--- REQUEST ---
From the listing below, pull out the lines that hold "Purifier".

(Records from a data collection)

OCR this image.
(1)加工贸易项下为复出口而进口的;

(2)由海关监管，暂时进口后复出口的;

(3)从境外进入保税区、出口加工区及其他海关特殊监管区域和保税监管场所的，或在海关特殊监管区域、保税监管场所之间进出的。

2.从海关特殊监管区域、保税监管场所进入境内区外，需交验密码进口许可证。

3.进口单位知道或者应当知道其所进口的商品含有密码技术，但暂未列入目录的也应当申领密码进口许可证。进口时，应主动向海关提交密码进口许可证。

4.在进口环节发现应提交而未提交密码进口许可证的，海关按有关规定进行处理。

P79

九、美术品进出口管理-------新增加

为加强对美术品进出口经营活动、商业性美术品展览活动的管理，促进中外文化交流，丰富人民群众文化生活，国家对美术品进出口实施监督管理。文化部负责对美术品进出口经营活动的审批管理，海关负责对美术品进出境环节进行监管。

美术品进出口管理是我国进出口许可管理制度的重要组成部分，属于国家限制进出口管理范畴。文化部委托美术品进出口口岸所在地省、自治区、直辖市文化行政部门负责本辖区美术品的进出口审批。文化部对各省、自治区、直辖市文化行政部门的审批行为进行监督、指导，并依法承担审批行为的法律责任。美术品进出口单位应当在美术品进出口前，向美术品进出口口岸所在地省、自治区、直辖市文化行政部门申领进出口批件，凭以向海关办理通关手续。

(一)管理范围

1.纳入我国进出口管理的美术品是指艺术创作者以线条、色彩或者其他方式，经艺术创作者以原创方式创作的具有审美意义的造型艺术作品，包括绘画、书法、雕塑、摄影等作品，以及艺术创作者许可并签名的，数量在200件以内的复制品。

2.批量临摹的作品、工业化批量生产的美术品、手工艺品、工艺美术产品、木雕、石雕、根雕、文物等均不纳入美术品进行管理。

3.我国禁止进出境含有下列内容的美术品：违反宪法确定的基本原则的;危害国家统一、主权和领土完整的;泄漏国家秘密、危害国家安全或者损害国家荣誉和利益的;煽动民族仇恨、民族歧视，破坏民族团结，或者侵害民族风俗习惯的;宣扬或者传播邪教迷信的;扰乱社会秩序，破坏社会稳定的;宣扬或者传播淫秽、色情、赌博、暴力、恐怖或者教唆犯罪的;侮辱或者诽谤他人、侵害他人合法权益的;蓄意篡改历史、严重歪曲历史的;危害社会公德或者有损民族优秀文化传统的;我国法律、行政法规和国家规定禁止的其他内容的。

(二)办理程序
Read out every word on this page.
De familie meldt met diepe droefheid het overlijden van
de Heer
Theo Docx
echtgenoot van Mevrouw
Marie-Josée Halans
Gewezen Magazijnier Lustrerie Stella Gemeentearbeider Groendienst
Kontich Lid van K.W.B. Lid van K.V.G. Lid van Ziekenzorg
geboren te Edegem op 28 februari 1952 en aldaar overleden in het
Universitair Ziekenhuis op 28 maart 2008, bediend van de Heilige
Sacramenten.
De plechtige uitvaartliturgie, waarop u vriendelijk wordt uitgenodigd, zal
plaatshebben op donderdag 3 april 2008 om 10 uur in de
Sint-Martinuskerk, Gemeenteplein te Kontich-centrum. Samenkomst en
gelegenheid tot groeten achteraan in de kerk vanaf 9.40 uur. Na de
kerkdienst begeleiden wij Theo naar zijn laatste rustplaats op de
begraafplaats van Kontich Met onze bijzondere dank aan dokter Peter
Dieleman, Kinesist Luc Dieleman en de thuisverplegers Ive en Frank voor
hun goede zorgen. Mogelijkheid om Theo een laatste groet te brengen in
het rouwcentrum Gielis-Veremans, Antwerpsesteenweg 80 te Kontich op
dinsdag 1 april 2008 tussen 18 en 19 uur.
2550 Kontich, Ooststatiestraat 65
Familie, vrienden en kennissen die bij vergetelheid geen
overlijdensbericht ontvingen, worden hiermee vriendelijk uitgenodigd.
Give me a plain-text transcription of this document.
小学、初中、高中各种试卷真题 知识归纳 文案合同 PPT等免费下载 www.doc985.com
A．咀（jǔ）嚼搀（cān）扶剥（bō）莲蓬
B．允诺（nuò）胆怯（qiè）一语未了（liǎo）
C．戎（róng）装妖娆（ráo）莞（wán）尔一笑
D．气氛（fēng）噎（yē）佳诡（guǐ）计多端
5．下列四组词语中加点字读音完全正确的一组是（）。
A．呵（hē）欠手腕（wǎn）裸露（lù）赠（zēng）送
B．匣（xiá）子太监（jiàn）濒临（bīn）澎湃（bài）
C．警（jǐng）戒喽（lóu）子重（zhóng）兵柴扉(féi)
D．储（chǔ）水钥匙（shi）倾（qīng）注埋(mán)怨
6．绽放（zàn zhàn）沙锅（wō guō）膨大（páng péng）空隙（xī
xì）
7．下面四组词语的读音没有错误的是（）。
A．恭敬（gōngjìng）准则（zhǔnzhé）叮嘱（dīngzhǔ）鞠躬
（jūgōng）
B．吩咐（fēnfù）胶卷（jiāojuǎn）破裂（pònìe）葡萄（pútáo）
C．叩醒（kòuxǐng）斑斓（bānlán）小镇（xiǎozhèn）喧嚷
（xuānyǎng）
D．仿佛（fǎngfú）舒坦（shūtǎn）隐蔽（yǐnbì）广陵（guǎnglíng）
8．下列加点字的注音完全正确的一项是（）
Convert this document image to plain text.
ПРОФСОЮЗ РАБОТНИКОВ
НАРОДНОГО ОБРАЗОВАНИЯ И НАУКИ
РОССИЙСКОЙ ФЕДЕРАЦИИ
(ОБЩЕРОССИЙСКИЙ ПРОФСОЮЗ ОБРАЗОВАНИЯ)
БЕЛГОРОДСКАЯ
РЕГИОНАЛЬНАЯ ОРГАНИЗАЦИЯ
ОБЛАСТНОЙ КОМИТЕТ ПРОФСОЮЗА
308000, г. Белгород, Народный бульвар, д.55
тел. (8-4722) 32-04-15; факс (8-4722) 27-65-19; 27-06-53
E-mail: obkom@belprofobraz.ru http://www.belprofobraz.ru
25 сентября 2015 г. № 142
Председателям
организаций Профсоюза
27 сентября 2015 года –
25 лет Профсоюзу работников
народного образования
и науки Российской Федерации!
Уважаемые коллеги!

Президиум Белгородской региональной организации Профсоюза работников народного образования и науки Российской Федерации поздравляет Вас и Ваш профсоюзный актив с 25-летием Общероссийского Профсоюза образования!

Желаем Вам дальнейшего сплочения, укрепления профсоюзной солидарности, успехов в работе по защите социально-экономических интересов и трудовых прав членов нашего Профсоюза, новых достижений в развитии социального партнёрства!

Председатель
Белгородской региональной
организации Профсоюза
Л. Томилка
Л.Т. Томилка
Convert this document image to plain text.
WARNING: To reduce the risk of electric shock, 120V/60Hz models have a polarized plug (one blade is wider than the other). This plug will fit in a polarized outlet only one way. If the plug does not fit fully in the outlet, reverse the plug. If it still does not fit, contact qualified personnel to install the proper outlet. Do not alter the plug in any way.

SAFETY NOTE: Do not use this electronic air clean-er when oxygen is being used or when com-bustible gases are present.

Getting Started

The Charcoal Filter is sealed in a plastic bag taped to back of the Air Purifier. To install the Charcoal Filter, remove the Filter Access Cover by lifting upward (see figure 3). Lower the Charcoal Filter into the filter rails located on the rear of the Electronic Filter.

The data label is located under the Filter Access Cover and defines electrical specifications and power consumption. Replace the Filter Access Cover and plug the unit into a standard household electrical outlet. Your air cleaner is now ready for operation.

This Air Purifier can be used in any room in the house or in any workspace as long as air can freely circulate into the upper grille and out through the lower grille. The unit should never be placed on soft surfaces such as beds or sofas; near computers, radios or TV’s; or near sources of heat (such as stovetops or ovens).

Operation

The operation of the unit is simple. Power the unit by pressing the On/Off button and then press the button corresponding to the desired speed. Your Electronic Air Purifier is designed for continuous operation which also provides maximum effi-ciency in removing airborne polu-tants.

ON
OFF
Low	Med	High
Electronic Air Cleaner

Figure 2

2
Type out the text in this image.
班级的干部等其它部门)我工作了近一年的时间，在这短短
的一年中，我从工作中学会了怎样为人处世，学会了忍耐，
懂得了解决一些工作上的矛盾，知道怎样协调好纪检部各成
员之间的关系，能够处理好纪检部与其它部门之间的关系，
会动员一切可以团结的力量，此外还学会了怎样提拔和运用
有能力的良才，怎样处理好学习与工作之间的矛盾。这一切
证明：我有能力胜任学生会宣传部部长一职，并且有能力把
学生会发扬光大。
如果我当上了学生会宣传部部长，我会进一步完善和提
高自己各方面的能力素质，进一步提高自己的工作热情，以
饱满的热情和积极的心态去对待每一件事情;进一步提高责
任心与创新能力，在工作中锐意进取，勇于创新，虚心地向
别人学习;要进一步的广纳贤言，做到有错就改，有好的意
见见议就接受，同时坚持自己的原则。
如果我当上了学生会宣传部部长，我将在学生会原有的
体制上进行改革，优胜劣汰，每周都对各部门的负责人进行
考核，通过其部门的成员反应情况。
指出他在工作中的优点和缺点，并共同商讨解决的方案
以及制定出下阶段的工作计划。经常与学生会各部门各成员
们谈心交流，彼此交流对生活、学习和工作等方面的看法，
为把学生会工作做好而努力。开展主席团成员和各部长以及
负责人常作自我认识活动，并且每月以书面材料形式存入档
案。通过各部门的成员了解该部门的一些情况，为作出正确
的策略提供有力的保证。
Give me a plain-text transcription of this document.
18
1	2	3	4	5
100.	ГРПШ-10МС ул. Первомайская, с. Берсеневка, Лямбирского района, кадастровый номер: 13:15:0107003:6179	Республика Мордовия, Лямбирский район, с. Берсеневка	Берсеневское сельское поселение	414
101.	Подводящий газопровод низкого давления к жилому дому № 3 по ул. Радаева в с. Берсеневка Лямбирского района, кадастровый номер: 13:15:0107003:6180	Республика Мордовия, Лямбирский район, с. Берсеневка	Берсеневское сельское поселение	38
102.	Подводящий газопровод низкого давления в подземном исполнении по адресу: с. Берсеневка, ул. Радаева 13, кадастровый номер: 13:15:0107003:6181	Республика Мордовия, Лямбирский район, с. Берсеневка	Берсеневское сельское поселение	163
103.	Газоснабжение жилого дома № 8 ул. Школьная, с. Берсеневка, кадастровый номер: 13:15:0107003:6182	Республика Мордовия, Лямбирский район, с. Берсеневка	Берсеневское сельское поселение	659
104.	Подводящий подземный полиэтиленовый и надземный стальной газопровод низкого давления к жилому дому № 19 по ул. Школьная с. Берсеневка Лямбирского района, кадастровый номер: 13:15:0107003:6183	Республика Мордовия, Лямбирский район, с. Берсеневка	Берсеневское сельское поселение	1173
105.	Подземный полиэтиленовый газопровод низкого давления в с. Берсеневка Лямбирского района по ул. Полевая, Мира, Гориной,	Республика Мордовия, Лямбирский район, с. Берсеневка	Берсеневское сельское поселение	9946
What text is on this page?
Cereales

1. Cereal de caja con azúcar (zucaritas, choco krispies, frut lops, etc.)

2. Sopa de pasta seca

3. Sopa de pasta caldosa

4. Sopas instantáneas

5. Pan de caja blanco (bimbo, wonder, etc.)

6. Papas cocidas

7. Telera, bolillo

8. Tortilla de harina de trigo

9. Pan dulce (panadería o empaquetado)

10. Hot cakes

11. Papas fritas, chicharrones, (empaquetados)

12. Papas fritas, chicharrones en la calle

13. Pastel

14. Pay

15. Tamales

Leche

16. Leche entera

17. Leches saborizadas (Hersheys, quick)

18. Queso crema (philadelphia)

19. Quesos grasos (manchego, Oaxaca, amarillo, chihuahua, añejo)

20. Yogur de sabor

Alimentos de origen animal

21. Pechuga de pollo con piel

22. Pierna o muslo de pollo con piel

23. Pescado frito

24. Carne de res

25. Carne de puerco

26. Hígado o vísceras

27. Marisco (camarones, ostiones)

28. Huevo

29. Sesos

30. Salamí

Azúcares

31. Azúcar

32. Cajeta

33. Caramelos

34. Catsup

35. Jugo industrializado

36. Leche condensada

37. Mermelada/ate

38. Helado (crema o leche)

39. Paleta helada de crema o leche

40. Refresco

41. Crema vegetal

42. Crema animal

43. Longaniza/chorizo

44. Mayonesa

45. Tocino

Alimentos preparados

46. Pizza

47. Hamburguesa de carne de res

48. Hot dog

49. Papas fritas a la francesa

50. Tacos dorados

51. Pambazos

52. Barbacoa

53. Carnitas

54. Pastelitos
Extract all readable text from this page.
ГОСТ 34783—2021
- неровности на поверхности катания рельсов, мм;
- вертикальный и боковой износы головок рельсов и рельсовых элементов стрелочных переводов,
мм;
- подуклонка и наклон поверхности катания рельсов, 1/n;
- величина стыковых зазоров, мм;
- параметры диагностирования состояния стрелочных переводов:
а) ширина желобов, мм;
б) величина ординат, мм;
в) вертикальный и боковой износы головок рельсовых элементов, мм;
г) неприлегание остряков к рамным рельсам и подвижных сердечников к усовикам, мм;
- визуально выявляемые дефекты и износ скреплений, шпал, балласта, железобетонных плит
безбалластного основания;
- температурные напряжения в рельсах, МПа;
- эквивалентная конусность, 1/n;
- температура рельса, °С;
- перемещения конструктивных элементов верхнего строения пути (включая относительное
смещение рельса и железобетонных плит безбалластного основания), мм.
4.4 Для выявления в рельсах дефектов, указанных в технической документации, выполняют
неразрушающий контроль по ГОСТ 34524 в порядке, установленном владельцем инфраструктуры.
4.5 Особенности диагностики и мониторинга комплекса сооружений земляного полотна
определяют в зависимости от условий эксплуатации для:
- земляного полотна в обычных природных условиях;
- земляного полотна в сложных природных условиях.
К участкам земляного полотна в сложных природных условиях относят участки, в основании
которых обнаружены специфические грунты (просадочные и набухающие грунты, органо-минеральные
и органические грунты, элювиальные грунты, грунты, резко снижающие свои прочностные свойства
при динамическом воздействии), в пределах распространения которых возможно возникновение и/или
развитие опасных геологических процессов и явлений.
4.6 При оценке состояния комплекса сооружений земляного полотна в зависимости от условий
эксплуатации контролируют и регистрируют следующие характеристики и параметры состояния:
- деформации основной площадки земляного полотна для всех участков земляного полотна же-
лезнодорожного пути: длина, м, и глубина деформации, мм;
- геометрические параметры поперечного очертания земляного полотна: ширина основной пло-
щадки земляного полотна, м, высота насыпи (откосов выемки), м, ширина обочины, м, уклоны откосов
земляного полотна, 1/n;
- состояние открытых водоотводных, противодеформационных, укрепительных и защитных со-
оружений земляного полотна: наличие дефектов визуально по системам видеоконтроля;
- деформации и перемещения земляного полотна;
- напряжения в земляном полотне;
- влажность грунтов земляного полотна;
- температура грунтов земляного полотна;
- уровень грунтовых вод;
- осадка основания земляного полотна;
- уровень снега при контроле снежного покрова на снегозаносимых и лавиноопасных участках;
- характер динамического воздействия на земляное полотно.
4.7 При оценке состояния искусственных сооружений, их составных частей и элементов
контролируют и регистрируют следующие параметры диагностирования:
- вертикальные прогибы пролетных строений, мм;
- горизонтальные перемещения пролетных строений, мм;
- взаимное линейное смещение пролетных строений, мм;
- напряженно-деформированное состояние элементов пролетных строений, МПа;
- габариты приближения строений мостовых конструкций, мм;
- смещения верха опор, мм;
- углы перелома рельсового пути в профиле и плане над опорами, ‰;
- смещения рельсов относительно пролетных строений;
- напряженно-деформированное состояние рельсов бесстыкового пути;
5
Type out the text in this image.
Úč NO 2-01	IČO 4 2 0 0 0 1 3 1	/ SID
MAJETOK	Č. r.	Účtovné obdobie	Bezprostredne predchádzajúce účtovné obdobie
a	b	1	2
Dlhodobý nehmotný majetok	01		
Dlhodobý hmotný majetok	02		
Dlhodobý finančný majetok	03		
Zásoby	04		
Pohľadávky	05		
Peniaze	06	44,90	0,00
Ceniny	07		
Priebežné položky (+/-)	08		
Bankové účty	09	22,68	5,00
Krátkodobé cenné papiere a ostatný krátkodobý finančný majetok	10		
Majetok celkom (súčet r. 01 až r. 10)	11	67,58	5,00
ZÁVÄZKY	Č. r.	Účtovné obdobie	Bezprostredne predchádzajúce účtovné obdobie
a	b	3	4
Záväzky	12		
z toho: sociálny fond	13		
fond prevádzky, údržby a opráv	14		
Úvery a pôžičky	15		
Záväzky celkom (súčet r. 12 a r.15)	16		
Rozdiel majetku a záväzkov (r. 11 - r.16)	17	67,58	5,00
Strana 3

--- TASK ANSWER ---
The Charcoal Filter is sealed in a plastic bag taped to back of the Air Purifier. To install the Charcoal Filter, remove the Filter Access Cover by lifting upward (see figure 3). Lower the Charcoal Filter into the filter rails located on the rear of the Electronic Filter.
This Air Purifier can be used in any room in the house or in any workspace as long as air can freely circulate into the upper grille and out through the lower grille. The unit should never be placed on soft surfaces such as beds or sofas; near computers, radios or TV’s; or near sources of heat (such as stovetops or ovens).
The operation of the unit is simple. Power the unit by pressing the On/Off button and then press the button corresponding to the desired speed. Your Electronic Air Purifier is designed for continuous operation which also provides maximum effi-ciency in removing airborne polu-tants.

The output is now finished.